Data for processing
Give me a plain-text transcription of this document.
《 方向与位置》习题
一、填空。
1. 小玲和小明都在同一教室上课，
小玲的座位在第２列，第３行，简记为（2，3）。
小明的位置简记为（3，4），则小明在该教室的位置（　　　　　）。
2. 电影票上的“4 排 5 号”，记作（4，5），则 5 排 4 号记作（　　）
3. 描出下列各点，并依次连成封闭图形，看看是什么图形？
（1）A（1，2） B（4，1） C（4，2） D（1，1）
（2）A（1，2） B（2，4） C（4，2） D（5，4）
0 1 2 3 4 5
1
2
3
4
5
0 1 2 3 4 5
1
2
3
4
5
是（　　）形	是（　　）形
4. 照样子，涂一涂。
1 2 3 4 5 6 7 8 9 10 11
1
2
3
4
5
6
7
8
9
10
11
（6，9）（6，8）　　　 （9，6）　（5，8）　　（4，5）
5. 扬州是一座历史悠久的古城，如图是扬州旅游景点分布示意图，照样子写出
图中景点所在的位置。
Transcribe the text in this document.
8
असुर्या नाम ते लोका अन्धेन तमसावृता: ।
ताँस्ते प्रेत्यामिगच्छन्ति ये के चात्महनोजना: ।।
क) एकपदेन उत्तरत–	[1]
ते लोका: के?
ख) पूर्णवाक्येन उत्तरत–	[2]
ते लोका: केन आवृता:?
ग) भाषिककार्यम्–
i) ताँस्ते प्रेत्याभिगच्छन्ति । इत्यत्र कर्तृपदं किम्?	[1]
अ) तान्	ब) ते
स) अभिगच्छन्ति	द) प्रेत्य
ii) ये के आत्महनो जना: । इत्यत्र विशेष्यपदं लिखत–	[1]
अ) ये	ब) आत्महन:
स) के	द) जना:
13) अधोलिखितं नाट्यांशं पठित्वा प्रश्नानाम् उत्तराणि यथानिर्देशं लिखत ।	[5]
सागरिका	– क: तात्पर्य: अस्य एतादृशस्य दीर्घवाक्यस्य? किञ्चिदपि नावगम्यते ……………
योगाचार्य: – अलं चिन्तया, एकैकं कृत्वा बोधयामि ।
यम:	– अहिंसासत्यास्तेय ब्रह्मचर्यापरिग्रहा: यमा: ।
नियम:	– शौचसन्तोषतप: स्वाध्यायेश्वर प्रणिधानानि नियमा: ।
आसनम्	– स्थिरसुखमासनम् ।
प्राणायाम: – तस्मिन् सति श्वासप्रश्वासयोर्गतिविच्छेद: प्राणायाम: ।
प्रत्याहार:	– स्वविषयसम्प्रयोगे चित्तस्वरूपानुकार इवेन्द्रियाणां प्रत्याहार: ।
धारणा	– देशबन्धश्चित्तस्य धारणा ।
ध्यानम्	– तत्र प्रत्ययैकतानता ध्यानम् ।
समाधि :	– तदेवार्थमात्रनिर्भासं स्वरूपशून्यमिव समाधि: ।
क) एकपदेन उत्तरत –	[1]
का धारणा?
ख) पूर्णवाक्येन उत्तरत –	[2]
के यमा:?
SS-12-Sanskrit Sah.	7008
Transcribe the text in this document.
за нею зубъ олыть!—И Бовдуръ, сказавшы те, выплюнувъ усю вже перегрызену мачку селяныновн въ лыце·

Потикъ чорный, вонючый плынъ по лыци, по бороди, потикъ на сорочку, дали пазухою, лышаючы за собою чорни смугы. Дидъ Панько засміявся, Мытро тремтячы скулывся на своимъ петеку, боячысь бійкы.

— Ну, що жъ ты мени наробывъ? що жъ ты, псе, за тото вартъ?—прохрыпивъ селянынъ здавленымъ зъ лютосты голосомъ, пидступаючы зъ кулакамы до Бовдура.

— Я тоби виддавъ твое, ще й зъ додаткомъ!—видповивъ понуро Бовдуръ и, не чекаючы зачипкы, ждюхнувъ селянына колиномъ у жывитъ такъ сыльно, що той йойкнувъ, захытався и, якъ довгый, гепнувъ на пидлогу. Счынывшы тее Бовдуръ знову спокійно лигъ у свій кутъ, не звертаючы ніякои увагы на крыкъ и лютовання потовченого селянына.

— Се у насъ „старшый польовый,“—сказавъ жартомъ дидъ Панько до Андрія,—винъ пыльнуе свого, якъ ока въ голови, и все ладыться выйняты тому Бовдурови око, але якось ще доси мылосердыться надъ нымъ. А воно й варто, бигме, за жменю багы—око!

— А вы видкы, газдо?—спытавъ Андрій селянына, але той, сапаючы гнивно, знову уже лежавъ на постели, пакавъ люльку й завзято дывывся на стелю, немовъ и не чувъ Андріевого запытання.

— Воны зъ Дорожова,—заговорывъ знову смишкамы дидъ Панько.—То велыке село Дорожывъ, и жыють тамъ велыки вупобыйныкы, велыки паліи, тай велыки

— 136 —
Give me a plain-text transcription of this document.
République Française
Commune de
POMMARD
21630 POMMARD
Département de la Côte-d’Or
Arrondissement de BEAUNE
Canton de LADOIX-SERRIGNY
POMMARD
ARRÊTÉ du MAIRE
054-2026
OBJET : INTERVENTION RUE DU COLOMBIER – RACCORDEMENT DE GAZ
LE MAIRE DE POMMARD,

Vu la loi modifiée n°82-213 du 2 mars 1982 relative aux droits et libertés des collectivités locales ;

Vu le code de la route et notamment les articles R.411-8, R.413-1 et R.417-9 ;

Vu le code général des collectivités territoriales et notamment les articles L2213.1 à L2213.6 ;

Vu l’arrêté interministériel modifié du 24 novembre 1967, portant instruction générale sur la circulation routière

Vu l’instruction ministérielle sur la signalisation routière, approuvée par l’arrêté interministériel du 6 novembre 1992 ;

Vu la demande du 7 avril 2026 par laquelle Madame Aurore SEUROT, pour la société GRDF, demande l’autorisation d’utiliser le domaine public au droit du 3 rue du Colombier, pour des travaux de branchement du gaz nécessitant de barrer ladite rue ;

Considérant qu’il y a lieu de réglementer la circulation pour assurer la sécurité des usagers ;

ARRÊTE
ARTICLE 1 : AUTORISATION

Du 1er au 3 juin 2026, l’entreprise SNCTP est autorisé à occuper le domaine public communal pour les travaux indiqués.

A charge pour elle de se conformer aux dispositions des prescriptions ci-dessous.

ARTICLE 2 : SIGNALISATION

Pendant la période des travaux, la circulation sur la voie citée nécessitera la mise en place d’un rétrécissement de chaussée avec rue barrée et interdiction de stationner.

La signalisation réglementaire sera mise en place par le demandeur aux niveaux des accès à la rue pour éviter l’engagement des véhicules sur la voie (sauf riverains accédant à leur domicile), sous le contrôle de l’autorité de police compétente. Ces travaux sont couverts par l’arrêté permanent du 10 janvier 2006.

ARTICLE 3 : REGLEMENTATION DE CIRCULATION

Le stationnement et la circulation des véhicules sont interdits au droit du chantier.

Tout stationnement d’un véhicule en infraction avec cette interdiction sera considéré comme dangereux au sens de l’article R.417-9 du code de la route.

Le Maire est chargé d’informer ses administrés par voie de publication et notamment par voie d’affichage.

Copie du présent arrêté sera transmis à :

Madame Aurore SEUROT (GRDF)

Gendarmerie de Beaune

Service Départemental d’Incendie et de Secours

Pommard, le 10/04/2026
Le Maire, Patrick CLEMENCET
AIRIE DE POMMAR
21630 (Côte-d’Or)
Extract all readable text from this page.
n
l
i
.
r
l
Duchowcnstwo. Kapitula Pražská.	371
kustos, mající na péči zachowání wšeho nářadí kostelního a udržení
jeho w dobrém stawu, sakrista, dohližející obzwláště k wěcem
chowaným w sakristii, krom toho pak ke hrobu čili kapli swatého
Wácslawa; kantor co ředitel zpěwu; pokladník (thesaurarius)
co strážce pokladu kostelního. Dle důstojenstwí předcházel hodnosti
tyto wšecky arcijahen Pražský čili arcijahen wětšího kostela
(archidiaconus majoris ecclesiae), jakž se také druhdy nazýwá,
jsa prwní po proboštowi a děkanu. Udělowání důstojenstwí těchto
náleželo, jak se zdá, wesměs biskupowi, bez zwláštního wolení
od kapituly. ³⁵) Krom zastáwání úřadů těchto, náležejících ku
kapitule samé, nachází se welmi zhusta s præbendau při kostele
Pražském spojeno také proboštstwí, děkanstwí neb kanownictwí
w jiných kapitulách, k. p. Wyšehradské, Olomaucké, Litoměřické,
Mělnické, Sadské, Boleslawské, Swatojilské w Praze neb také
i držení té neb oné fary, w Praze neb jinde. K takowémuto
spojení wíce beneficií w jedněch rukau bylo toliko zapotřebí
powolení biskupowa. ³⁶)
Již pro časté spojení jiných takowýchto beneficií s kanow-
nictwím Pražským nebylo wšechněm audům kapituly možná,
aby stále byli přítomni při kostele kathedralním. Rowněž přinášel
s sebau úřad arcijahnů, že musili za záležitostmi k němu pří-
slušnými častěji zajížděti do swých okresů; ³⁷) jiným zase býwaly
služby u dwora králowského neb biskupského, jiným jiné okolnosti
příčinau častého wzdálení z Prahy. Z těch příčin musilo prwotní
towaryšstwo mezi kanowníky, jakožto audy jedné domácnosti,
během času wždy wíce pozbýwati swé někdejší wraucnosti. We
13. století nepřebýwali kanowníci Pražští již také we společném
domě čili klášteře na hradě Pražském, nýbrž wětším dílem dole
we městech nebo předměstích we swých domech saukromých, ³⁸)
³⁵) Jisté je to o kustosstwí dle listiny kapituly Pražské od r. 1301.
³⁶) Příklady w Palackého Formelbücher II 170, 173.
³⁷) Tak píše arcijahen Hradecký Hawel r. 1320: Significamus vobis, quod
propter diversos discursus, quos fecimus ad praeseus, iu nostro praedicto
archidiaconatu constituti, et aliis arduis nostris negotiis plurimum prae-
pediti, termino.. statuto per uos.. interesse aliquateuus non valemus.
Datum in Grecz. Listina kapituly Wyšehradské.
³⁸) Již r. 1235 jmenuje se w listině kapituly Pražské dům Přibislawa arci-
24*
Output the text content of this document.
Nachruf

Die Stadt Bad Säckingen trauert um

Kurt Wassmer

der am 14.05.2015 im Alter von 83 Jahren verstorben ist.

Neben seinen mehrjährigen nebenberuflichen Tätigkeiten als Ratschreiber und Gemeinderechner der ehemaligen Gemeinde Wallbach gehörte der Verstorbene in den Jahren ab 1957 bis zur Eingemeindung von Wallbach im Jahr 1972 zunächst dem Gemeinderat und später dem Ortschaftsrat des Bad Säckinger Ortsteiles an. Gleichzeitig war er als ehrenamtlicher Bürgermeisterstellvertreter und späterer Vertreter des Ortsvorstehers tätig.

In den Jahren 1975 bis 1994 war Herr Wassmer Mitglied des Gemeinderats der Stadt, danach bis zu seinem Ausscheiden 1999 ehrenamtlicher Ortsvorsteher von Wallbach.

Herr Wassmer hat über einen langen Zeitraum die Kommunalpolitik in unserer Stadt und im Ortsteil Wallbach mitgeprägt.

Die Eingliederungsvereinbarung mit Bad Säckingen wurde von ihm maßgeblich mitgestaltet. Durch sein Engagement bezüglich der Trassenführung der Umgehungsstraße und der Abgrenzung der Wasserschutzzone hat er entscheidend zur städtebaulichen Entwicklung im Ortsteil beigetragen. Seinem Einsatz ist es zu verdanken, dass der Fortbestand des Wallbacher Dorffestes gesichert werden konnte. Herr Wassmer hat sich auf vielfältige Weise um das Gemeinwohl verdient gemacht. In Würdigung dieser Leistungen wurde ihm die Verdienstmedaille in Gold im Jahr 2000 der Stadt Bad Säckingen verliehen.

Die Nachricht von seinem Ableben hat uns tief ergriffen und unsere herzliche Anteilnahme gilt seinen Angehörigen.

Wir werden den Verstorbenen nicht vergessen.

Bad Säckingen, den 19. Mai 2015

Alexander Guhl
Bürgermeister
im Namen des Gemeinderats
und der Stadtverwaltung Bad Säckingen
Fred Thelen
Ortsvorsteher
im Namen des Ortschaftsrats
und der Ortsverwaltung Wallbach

Task description
Copy out every line from the data above that has "těchto" in it.

The response
jsa prwní po proboštowi a děkanu. Udělowání důstojenstwí těchto
od kapituly. ³⁵) Krom zastáwání úřadů těchto, náležejících ku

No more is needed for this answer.